Stated exercise: Repeat all of the material exactly as given.

Task input:
• • •

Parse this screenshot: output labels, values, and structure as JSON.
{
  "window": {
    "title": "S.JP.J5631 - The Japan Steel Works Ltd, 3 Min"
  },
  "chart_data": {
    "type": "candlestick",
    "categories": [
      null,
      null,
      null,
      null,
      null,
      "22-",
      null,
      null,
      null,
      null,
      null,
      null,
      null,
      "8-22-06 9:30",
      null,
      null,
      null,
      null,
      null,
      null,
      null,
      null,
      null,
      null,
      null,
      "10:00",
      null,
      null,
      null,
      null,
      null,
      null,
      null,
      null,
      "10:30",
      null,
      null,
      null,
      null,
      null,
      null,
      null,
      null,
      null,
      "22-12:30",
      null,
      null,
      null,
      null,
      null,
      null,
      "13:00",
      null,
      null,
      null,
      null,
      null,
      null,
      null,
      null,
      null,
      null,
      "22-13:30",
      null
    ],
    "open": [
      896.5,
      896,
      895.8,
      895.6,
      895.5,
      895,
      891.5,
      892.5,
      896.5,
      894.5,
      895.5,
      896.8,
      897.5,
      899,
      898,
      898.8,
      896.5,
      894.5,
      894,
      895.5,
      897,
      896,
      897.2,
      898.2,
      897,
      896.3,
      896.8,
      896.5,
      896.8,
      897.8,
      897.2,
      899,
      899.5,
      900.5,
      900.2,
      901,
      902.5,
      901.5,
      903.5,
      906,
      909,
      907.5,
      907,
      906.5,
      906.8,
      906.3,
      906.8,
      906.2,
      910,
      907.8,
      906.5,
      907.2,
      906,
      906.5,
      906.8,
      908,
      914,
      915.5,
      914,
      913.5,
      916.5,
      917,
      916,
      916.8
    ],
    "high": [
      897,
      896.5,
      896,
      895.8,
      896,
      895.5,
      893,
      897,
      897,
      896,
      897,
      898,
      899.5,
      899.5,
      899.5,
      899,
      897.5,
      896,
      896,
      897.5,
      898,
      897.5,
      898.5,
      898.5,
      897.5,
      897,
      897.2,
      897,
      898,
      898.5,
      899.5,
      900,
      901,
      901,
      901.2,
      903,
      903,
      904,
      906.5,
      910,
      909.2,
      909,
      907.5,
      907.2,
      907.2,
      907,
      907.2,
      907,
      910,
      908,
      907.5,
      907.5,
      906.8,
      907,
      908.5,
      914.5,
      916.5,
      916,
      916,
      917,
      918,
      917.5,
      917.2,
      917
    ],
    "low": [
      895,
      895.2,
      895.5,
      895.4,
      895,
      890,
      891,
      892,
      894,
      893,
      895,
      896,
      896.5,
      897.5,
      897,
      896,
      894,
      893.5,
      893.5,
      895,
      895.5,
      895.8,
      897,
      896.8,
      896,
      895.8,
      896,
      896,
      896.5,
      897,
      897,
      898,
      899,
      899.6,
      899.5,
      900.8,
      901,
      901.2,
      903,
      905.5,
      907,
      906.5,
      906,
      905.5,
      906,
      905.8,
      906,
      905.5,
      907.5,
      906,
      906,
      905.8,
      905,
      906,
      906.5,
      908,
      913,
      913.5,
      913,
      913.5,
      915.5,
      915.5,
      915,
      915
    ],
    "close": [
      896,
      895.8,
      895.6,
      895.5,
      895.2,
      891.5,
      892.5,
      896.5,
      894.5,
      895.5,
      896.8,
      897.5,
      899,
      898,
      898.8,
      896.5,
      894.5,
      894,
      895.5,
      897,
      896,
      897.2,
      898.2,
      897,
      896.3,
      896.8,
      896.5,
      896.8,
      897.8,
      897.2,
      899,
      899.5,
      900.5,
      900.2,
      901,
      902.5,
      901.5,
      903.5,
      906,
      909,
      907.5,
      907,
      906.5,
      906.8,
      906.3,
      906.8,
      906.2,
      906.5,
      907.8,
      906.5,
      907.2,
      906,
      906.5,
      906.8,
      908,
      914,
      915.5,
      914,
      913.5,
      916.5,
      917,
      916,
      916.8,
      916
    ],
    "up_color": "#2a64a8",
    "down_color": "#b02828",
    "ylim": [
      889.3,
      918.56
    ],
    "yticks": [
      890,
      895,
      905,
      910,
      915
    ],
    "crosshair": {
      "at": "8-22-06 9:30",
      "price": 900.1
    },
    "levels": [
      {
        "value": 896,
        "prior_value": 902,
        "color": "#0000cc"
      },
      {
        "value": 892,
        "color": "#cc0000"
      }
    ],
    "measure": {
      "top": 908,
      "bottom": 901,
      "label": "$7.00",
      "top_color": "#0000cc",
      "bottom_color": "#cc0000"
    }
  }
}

• • •

Exercise answer:
Parse this screenshot: output labels, values, and structure as JSON.
{
  "window": {
    "title": "S.JP.J5631 - The Japan Steel Works Ltd, 3 Min"
  },
  "chart_data": {
    "type": "candlestick",
    "categories": [
      null,
      null,
      null,
      null,
      null,
      "22-",
      null,
      null,
      null,
      null,
      null,
      null,
      null,
      "8-22-06 9:30",
      null,
      null,
      null,
      null,
      null,
      null,
      null,
      null,
      null,
      null,
      null,
      "10:00",
      null,
      null,
      null,
      null,
      null,
      null,
      null,
      null,
      "10:30",
      null,
      null,
      null,
      null,
      null,
      null,
      null,
      null,
      null,
      "22-12:30",
      null,
      null,
      null,
      null,
      null,
      null,
      "13:00",
      null,
      null,
      null,
      null,
      null,
      null,
      null,
      null,
      null,
      null,
      "22-13:30",
      null
    ],
    "open": [
      896.5,
      896,
      895.8,
      895.6,
      895.5,
      895,
      891.5,
      892.5,
      896.5,
      894.5,
      895.5,
      896.8,
      897.5,
      899,
      898,
      898.8,
      896.5,
      894.5,
      894,
      895.5,
      897,
      896,
      897.2,
      898.2,
      897,
      896.3,
      896.8,
      896.5,
      896.8,
      897.8,
      897.2,
      899,
      899.5,
      900.5,
      900.2,
      901,
      902.5,
      901.5,
      903.5,
      906,
      909,
      907.5,
      907,
      906.5,
      906.8,
      906.3,
      906.8,
      906.2,
      910,
      907.8,
      906.5,
      907.2,
      906,
      906.5,
      906.8,
      908,
      914,
      915.5,
      914,
      913.5,
      916.5,
      917,
      916,
      916.8
    ],
    "high": [
      897,
      896.5,
      896,
      895.8,
      896,
      895.5,
      893,
      897,
      897,
      896,
      897,
      898,
      899.5,
      899.5,
      899.5,
      899,
      897.5,
      896,
      896,
      897.5,
      898,
      897.5,
      898.5,
      898.5,
      897.5,
      897,
      897.2,
      897,
      898,
      898.5,
      899.5,
      900,
      901,
      901,
      901.2,
      903,
      903,
      904,
      906.5,
      910,
      909.2,
      909,
      907.5,
      907.2,
      907.2,
      907,
      907.2,
      907,
      910,
      908,
      907.5,
      907.5,
      906.8,
      907,
      908.5,
      914.5,
      916.5,
      916,
      916,
      917,
      918,
      917.5,
      917.2,
      917
    ],
    "low": [
      895,
      895.2,
      895.5,
      895.4,
      895,
      890,
      891,
      892,
      894,
      893,
      895,
      896,
      896.5,
      897.5,
      897,
      896,
      894,
      893.5,
      893.5,
      895,
      895.5,
      895.8,
      897,
      896.8,
      896,
      895.8,
      896,
      896,
      896.5,
      897,
      897,
      898,
      899,
      899.6,
      899.5,
      900.8,
      901,
      901.2,
      903,
      905.5,
      907,
      906.5,
      906,
      905.5,
      906,
      905.8,
      906,
      905.5,
      907.5,
      906,
      906,
      905.8,
      905,
      906,
      906.5,
      908,
      913,
      913.5,
      913,
      913.5,
      915.5,
      915.5,
      915,
      915
    ],
    "close": [
      896,
      895.8,
      895.6,
      895.5,
      895.2,
      891.5,
      892.5,
      896.5,
      894.5,
      895.5,
      896.8,
      897.5,
      899,
      898,
      898.8,
      896.5,
      894.5,
      894,
      895.5,
      897,
      896,
      897.2,
      898.2,
      897,
      896.3,
      896.8,
      896.5,
      896.8,
      897.8,
      897.2,
      899,
      899.5,
      900.5,
      900.2,
      901,
      902.5,
      901.5,
      903.5,
      906,
      909,
      907.5,
      907,
      906.5,
      906.8,
      906.3,
      906.8,
      906.2,
      906.5,
      907.8,
      906.5,
      907.2,
      906,
      906.5,
      906.8,
      908,
      914,
      915.5,
      914,
      913.5,
      916.5,
      917,
      916,
      916.8,
      916
    ],
    "up_color": "#2a64a8",
    "down_color": "#b02828",
    "ylim": [
      889.3,
      918.56
    ],
    "yticks": [
      890,
      895,
      905,
      910,
      915
    ],
    "crosshair": {
      "at": "8-22-06 9:30",
      "price": 900.1
    },
    "levels": [
      {
        "value": 896,
        "prior_value": 902,
        "color": "#0000cc"
      },
      {
        "value": 892,
        "color": "#cc0000"
      }
    ],
    "measure": {
      "top": 908,
      "bottom": 901,
      "label": "$7.00",
      "top_color": "#0000cc",
      "bottom_color": "#cc0000"
    }
  }
}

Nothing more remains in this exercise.